━━ Dataset entries

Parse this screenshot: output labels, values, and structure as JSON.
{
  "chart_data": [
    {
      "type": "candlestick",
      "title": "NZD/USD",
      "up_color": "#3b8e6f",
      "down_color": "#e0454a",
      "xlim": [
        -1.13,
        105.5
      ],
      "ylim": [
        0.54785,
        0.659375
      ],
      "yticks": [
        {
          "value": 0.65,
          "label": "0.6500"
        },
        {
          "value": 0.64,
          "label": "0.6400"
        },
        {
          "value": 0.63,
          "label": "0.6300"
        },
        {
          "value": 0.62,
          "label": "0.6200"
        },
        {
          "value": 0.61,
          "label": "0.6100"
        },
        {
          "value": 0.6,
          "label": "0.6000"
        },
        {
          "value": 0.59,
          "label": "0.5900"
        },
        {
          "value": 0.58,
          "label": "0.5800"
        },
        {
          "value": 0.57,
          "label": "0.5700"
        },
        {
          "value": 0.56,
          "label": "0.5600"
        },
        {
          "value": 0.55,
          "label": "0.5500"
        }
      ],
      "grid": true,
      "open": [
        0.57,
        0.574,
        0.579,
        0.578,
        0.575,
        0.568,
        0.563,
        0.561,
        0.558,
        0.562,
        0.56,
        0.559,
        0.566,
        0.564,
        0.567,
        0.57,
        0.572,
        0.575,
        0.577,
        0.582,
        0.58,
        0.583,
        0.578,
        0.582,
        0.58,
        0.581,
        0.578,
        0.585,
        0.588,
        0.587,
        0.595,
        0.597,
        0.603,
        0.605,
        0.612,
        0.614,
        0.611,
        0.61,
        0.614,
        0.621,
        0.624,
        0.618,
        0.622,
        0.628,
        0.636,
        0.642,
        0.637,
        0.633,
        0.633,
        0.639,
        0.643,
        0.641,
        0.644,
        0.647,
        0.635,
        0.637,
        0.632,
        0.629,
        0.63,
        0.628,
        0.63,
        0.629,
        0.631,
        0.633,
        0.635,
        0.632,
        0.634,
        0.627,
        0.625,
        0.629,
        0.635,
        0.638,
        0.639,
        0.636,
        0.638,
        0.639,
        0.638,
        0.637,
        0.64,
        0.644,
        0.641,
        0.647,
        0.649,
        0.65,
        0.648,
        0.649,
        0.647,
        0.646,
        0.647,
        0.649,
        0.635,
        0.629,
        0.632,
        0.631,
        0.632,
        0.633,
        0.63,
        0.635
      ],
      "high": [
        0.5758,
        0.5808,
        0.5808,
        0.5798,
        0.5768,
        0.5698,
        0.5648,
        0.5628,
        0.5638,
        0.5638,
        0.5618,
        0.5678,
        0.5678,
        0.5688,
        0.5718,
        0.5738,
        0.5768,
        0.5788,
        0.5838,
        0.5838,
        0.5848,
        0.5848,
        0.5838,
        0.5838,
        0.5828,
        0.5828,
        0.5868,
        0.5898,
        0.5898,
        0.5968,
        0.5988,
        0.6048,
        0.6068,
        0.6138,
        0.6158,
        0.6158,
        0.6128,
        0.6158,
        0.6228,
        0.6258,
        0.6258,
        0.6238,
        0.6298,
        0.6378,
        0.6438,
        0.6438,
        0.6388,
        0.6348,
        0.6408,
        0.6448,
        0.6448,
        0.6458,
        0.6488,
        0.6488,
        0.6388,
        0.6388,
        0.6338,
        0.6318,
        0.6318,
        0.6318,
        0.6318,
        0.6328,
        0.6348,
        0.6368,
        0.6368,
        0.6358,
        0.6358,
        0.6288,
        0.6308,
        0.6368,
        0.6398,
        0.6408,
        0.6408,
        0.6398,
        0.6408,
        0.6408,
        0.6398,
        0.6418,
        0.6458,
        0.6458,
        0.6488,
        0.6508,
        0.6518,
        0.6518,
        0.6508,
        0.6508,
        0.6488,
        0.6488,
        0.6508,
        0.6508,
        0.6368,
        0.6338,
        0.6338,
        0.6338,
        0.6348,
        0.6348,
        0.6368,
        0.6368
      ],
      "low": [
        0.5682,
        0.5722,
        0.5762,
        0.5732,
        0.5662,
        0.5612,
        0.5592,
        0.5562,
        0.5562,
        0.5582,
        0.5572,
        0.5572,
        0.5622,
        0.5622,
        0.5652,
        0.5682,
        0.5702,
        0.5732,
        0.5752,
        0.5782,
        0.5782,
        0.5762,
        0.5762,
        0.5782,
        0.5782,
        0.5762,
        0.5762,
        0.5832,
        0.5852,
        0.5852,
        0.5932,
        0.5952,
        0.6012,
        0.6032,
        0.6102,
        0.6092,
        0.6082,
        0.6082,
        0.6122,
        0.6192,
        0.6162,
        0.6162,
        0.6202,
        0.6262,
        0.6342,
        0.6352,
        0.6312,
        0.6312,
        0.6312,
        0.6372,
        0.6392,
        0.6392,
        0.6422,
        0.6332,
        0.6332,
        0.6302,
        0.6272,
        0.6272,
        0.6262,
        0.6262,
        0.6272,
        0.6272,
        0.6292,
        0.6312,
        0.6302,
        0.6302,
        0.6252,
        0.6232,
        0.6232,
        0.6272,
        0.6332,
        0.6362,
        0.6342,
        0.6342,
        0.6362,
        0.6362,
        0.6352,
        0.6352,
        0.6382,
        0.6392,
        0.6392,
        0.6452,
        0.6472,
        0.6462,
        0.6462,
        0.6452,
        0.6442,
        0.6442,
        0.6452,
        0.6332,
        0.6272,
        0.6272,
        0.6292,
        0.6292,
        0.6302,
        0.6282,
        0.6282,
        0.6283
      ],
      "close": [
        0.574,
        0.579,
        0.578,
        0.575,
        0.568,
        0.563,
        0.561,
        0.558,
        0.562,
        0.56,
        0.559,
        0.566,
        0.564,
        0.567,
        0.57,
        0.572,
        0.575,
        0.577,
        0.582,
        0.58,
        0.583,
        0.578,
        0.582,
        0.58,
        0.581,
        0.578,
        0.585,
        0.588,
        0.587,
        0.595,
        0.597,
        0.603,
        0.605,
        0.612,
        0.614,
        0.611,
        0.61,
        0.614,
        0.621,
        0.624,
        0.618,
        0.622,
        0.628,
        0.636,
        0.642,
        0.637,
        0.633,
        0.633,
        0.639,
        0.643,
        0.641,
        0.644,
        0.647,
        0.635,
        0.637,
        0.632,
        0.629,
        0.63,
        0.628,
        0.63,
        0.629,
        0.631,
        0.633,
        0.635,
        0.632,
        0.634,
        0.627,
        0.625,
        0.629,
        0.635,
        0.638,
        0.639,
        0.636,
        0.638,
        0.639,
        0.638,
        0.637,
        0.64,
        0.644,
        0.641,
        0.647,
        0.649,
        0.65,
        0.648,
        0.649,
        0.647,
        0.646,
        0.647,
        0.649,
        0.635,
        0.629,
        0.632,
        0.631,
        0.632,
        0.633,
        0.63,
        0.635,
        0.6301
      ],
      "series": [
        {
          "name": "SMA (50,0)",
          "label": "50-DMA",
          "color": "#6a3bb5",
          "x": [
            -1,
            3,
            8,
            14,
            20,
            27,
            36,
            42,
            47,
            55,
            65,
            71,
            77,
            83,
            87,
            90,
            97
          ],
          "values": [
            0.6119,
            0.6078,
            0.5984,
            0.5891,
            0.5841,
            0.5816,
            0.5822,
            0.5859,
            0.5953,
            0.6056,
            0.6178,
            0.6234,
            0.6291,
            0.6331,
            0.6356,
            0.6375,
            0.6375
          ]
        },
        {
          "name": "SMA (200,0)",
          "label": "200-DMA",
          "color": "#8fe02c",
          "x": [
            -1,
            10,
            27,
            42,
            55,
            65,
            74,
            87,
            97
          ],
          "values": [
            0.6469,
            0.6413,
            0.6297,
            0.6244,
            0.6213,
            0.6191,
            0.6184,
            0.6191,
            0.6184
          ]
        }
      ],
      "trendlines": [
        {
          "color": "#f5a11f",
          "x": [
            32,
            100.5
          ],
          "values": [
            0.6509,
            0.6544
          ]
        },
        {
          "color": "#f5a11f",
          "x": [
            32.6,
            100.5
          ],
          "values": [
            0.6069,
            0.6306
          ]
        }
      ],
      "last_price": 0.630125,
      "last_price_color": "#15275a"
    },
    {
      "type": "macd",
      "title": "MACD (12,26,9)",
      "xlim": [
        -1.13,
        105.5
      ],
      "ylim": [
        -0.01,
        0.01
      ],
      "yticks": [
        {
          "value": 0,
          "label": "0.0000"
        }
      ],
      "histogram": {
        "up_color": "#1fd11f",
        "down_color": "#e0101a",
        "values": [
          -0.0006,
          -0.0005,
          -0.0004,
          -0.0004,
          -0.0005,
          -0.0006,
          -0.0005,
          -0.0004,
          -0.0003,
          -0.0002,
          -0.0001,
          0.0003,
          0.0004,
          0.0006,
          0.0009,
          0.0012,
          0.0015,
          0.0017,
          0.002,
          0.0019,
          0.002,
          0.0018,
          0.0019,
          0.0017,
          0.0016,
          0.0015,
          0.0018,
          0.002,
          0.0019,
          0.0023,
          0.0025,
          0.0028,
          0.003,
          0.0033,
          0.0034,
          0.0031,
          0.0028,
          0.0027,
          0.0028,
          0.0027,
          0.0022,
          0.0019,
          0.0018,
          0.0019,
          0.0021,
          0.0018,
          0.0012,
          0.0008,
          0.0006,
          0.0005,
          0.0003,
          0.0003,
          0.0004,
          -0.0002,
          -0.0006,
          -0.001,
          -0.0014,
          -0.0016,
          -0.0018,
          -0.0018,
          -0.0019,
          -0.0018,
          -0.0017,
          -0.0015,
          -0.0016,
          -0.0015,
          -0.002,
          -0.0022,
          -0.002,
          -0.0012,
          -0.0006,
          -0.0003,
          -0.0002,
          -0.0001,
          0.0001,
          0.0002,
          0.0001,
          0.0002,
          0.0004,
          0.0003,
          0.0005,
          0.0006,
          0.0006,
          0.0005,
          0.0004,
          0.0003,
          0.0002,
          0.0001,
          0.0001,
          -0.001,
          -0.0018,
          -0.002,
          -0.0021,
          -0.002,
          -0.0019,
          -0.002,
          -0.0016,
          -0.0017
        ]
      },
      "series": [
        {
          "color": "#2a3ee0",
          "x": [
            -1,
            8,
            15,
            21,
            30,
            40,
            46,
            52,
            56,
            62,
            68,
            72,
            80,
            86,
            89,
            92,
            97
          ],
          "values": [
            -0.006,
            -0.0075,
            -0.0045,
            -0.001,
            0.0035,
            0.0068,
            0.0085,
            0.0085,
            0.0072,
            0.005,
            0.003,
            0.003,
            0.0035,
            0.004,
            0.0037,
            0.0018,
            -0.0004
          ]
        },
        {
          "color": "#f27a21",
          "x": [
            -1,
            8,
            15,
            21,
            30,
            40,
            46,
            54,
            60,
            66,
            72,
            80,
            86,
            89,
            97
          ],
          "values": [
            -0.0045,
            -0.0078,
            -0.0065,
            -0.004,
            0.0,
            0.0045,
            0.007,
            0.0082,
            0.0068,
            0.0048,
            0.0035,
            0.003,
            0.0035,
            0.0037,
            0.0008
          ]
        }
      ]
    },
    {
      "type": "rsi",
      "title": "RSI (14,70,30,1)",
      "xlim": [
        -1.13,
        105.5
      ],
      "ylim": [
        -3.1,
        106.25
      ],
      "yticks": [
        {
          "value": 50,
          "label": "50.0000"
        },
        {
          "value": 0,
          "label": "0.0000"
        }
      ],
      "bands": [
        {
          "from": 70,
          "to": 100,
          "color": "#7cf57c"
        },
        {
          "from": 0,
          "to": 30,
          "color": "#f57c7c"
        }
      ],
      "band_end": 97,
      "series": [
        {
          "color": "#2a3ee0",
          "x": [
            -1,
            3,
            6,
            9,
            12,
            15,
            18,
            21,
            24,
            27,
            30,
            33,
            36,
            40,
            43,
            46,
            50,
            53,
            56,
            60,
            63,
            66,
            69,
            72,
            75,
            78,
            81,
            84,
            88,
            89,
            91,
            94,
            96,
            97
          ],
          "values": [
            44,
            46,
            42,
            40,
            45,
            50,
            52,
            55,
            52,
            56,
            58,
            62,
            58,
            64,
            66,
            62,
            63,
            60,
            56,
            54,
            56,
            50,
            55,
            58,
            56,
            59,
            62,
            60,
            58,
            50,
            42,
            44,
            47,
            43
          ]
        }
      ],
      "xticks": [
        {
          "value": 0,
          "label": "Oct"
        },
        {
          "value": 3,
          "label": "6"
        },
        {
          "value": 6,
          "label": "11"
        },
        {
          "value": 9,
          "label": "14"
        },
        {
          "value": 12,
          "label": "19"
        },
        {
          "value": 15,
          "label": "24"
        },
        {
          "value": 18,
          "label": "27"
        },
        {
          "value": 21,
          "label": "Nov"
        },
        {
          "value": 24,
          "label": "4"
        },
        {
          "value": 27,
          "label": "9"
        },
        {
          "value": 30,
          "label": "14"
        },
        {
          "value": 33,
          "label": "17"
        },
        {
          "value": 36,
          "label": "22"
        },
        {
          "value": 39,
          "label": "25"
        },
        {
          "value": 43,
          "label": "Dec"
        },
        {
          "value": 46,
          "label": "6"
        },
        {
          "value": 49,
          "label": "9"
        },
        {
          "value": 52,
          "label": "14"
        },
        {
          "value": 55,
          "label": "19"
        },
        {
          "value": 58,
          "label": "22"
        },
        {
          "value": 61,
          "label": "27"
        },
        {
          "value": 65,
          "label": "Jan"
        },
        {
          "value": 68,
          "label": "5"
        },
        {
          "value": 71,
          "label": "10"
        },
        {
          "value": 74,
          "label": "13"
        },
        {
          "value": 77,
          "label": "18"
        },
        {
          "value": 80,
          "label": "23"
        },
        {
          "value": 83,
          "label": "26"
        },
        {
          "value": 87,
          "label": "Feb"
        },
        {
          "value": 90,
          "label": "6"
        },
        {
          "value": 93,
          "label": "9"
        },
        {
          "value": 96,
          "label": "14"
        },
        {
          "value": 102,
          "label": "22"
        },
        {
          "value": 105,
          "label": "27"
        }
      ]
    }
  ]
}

━━━━

▶ [The request]: Copy in full each line that holds the word "type".

▶ [Solved problem]:
      "type": "candlestick",
      "type": "macd",
      "type": "rsi",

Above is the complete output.